- _Requirements_: Drop the pictures from the entries below, then reproduce the rest exactly.

--------------------------------------------------

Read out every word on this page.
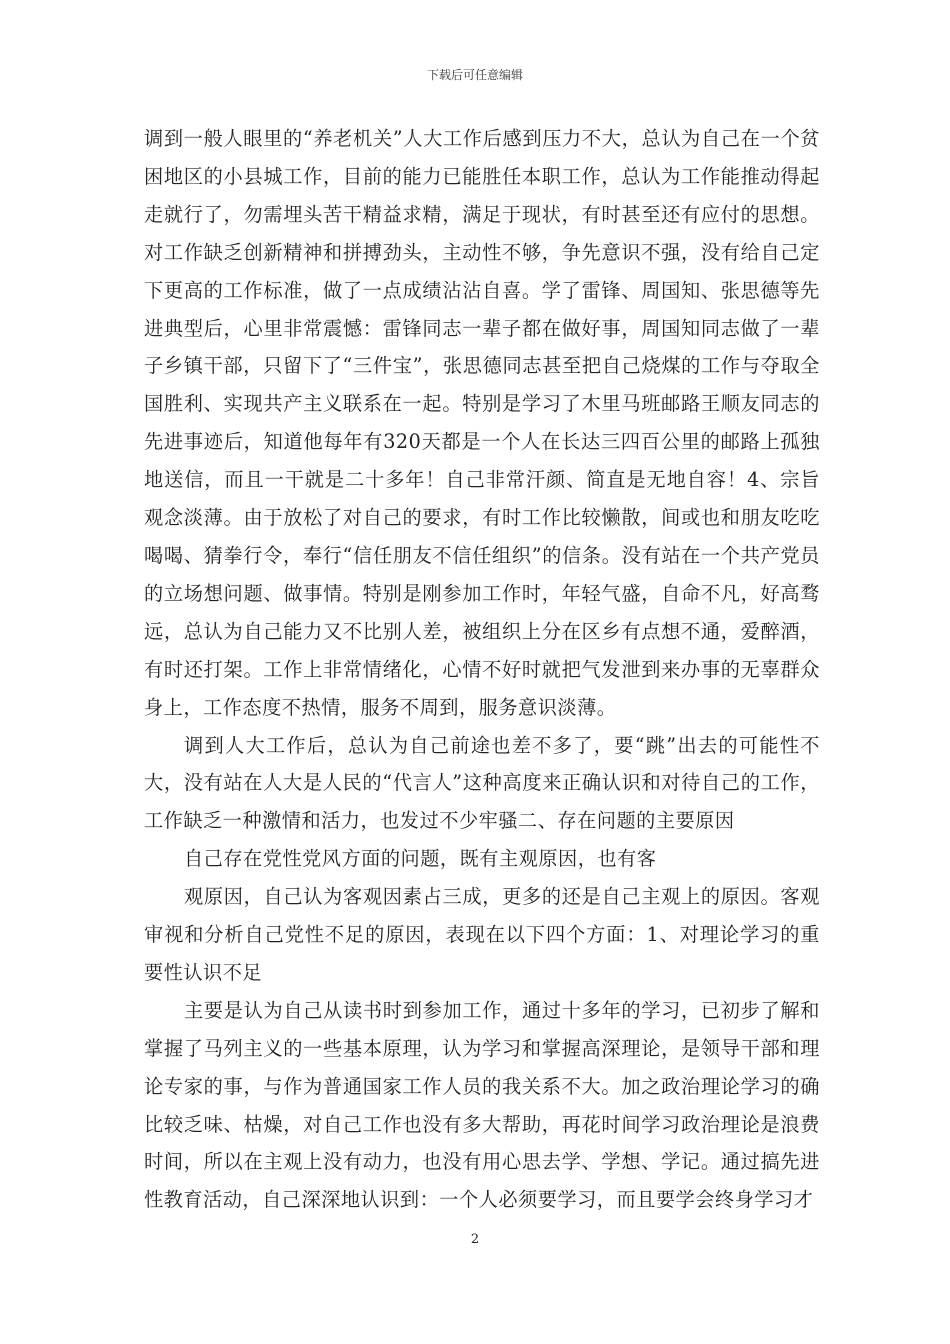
下载后可任意编辑

调到一般人眼里的“养老机关”人大工作后感到压力不大，总认为自己在一个贫困地区的小县城工作，目前的能力已能胜任本职工作，总认为工作能推动得起走就行了，勿需埋头苦干精益求精，满足于现状，有时甚至还有应付的思想。对工作缺乏创新精神和拼搏劲头，主动性不够，争先意识不强，没有给自己定下更高的工作标准，做了一点成绩沾沾自喜。学了雷锋、周国知、张思德等先进典型后，心里非常震憾：雷锋同志一辈子都在做好事，周国知同志做了一辈子乡镇干部，只留下了“三件宝”，张思德同志甚至把自己烧煤的工作与夺取全国胜利、实现共产主义联系在一起。特别是学习了木里马班邮路王顺友同志的先进事迹后，知道他每年有320天都是一个人在长达三四百公里的邮路上孤独地送信，而且一干就是二十多年！自己非常汗颜、简直是无地自容！4、宗旨观念淡薄。由于放松了对自己的要求，有时工作比较懒散，间或也和朋友吃吃喝喝、猜拳行令，奉行“信任朋友不信任组织”的信条。没有站在一个共产党员的立场想问题、做事情。特别是刚参加工作时，年轻气盛，自命不凡，好高骛远，总认为自己能力又不比别人差，被组织上分在区乡有点想不通，爱醉酒，有时还打架。工作上非常情绪化，心情不好时就把气发泄到来办事的无辜群众身上，工作态度不热情，服务不周到，服务意识淡薄。

调到人大工作后，总认为自己前途也差不多了，要“跳”出去的可能性不大，没有站在人大是人民的“代言人”这种高度来正确认识和对待自己的工作，工作缺乏一种激情和活力，也发过不少牢骚二、存在问题的主要原因

自己存在党性党风方面的问题，既有主观原因，也有客

观原因，自己认为客观因素占三成，更多的还是自己主观上的原因。客观审视和分析自己党性不足的原因，表现在以下四个方面：1、对理论学习的重要性认识不足

主要是认为自己从读书时到参加工作，通过十多年的学习，已初步了解和掌握了马列主义的一些基本原理，认为学习和掌握高深理论，是领导干部和理论专家的事，与作为普通国家工作人员的我关系不大。加之政治理论学习的确比较乏味、枯燥，对自己工作也没有多大帮助，再花时间学习政治理论是浪费时间，所以在主观上没有动力，也没有用心思去学、学想、学记。通过搞先进性教育活动，自己深深地认识到：一个人必须要学习，而且要学会终身学习才

2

--------------------------------------------------

- _The result_:
Read out every word on this page.
下载后可任意编辑

调到一般人眼里的“养老机关”人大工作后感到压力不大，总认为自己在一个贫困地区的小县城工作，目前的能力已能胜任本职工作，总认为工作能推动得起走就行了，勿需埋头苦干精益求精，满足于现状，有时甚至还有应付的思想。对工作缺乏创新精神和拼搏劲头，主动性不够，争先意识不强，没有给自己定下更高的工作标准，做了一点成绩沾沾自喜。学了雷锋、周国知、张思德等先进典型后，心里非常震憾：雷锋同志一辈子都在做好事，周国知同志做了一辈子乡镇干部，只留下了“三件宝”，张思德同志甚至把自己烧煤的工作与夺取全国胜利、实现共产主义联系在一起。特别是学习了木里马班邮路王顺友同志的先进事迹后，知道他每年有320天都是一个人在长达三四百公里的邮路上孤独地送信，而且一干就是二十多年！自己非常汗颜、简直是无地自容！4、宗旨观念淡薄。由于放松了对自己的要求，有时工作比较懒散，间或也和朋友吃吃喝喝、猜拳行令，奉行“信任朋友不信任组织”的信条。没有站在一个共产党员的立场想问题、做事情。特别是刚参加工作时，年轻气盛，自命不凡，好高骛远，总认为自己能力又不比别人差，被组织上分在区乡有点想不通，爱醉酒，有时还打架。工作上非常情绪化，心情不好时就把气发泄到来办事的无辜群众身上，工作态度不热情，服务不周到，服务意识淡薄。

调到人大工作后，总认为自己前途也差不多了，要“跳”出去的可能性不大，没有站在人大是人民的“代言人”这种高度来正确认识和对待自己的工作，工作缺乏一种激情和活力，也发过不少牢骚二、存在问题的主要原因

自己存在党性党风方面的问题，既有主观原因，也有客

观原因，自己认为客观因素占三成，更多的还是自己主观上的原因。客观审视和分析自己党性不足的原因，表现在以下四个方面：1、对理论学习的重要性认识不足

主要是认为自己从读书时到参加工作，通过十多年的学习，已初步了解和掌握了马列主义的一些基本原理，认为学习和掌握高深理论，是领导干部和理论专家的事，与作为普通国家工作人员的我关系不大。加之政治理论学习的确比较乏味、枯燥，对自己工作也没有多大帮助，再花时间学习政治理论是浪费时间，所以在主观上没有动力，也没有用心思去学、学想、学记。通过搞先进性教育活动，自己深深地认识到：一个人必须要学习，而且要学会终身学习才

2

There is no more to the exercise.